▶ _ACTION ITEM_:
I'd like every entry returned exactly as it is, with the images left out.

-------- MATERIAL TO PROCESS

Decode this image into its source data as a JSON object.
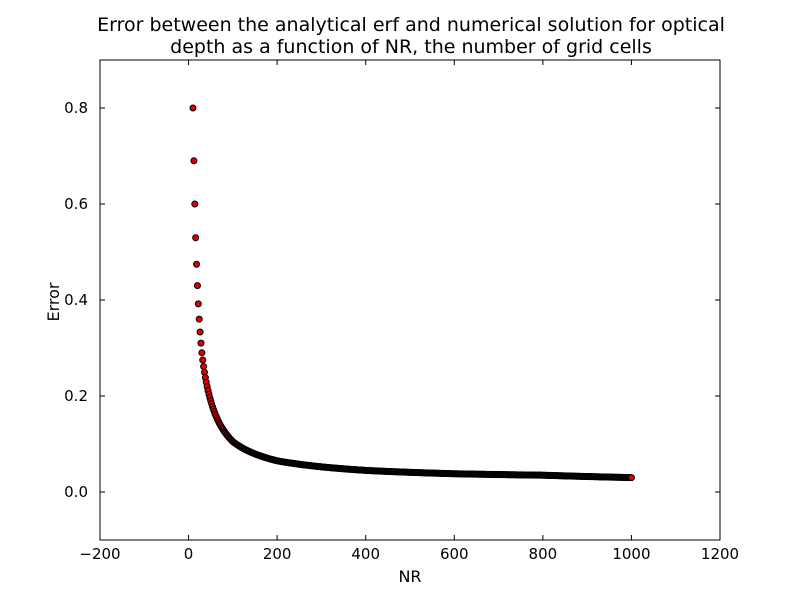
{
  "chart_data": {
    "type": "scatter",
    "title": "Error between the analytical erf and numerical solution for optical depth as a function of NR, the number of grid cells",
    "title_lines": [
      "Error between the analytical erf and numerical solution for optical",
      "depth as a function of NR, the number of grid cells"
    ],
    "xlabel": "NR",
    "ylabel": "Error",
    "xlim": [
      -200,
      1200
    ],
    "ylim": [
      -0.1,
      0.9
    ],
    "x_ticks": [
      -200,
      0,
      200,
      400,
      600,
      800,
      1000,
      1200
    ],
    "x_tick_labels": [
      "−200",
      "0",
      "200",
      "400",
      "600",
      "800",
      "1000",
      "1200"
    ],
    "y_ticks": [
      0.0,
      0.2,
      0.4,
      0.6,
      0.8
    ],
    "y_tick_labels": [
      "0.0",
      "0.2",
      "0.4",
      "0.6",
      "0.8"
    ],
    "grid": false,
    "legend": "none",
    "marker_face_color": "#dd0000",
    "marker_edge_color": "#000000",
    "series": [
      {
        "x_start": 10,
        "x_end": 1000,
        "x_step": 2,
        "model": "approx. 7.98 / NR + 0.028",
        "sample_points": [
          {
            "x": 10,
            "y": 0.8
          },
          {
            "x": 11,
            "y": 0.74
          },
          {
            "x": 12,
            "y": 0.69
          },
          {
            "x": 13,
            "y": 0.64
          },
          {
            "x": 14,
            "y": 0.6
          },
          {
            "x": 20,
            "y": 0.43
          },
          {
            "x": 30,
            "y": 0.29
          },
          {
            "x": 50,
            "y": 0.19
          },
          {
            "x": 100,
            "y": 0.105
          },
          {
            "x": 200,
            "y": 0.065
          },
          {
            "x": 400,
            "y": 0.045
          },
          {
            "x": 600,
            "y": 0.038
          },
          {
            "x": 800,
            "y": 0.035
          },
          {
            "x": 1000,
            "y": 0.03
          }
        ]
      }
    ]
  }
}
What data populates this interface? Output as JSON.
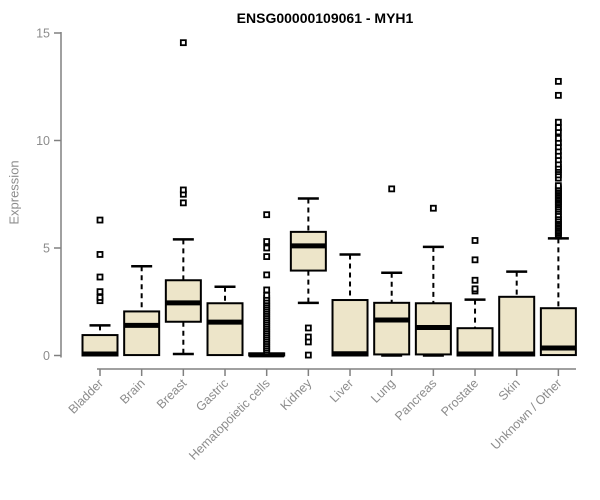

----------------

▶ _FINISHED TASK_:
Decode this image into its source data as a JSON object.
{
  "chart_data": {
    "type": "scatter",
    "title": "Error between the analytical erf and numerical solution for optical depth as a function of NR, the number of grid cells",
    "title_lines": [
      "Error between the analytical erf and numerical solution for optical",
      "depth as a function of NR, the number of grid cells"
    ],
    "xlabel": "NR",
    "ylabel": "Error",
    "xlim": [
      -200,
      1200
    ],
    "ylim": [
      -0.1,
      0.9
    ],
    "x_ticks": [
      -200,
      0,
      200,
      400,
      600,
      800,
      1000,
      1200
    ],
    "x_tick_labels": [
      "−200",
      "0",
      "200",
      "400",
      "600",
      "800",
      "1000",
      "1200"
    ],
    "y_ticks": [
      0.0,
      0.2,
      0.4,
      0.6,
      0.8
    ],
    "y_tick_labels": [
      "0.0",
      "0.2",
      "0.4",
      "0.6",
      "0.8"
    ],
    "grid": false,
    "legend": "none",
    "marker_face_color": "#dd0000",
    "marker_edge_color": "#000000",
    "series": [
      {
        "x_start": 10,
        "x_end": 1000,
        "x_step": 2,
        "model": "approx. 7.98 / NR + 0.028",
        "sample_points": [
          {
            "x": 10,
            "y": 0.8
          },
          {
            "x": 11,
            "y": 0.74
          },
          {
            "x": 12,
            "y": 0.69
          },
          {
            "x": 13,
            "y": 0.64
          },
          {
            "x": 14,
            "y": 0.6
          },
          {
            "x": 20,
            "y": 0.43
          },
          {
            "x": 30,
            "y": 0.29
          },
          {
            "x": 50,
            "y": 0.19
          },
          {
            "x": 100,
            "y": 0.105
          },
          {
            "x": 200,
            "y": 0.065
          },
          {
            "x": 400,
            "y": 0.045
          },
          {
            "x": 600,
            "y": 0.038
          },
          {
            "x": 800,
            "y": 0.035
          },
          {
            "x": 1000,
            "y": 0.03
          }
        ]
      }
    ]
  }
}
What data populates this interface? Output as JSON.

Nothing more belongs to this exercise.